Dataset items

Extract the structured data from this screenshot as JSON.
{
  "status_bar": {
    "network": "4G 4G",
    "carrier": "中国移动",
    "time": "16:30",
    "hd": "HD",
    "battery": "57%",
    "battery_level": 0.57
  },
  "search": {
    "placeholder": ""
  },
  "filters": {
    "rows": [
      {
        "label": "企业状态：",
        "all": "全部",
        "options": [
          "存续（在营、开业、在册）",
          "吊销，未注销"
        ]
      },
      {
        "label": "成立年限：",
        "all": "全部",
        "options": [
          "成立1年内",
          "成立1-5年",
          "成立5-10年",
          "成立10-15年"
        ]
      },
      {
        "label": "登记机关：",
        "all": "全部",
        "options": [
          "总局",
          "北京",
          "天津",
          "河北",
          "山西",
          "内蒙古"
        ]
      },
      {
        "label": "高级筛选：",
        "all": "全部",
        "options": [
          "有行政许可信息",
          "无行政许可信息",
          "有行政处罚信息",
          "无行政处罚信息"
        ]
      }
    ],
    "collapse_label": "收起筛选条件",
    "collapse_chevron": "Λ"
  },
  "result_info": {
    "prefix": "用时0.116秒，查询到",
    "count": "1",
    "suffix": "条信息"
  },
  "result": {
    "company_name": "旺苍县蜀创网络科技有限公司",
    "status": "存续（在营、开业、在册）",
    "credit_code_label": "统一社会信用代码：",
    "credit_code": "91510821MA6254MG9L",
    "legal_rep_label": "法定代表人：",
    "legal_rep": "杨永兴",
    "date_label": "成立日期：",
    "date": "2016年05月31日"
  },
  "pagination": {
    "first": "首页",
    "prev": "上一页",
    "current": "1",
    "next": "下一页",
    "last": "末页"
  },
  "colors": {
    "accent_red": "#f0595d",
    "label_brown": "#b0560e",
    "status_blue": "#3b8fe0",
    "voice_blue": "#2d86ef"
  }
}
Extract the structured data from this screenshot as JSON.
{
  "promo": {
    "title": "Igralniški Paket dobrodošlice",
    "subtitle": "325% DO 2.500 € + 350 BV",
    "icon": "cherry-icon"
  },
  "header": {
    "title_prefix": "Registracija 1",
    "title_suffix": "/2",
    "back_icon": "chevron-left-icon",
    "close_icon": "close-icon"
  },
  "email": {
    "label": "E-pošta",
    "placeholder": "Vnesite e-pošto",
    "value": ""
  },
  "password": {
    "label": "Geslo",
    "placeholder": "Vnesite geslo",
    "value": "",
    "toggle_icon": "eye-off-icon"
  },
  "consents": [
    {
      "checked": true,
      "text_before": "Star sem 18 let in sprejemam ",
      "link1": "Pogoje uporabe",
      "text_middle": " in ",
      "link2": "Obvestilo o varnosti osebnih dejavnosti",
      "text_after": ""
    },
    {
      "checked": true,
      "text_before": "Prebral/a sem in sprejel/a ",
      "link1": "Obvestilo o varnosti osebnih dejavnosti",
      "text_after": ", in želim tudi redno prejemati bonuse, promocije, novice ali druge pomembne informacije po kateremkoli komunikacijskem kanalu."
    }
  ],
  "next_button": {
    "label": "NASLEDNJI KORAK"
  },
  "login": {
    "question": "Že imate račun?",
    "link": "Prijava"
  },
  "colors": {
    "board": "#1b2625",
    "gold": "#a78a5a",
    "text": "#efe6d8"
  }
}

PROBLEM DETAILS → Where a line of the entries contains the word "Vnesite", copy that line.

ANSWER TO THE TASK →
    "placeholder": "Vnesite e-pošto",
    "placeholder": "Vnesite geslo",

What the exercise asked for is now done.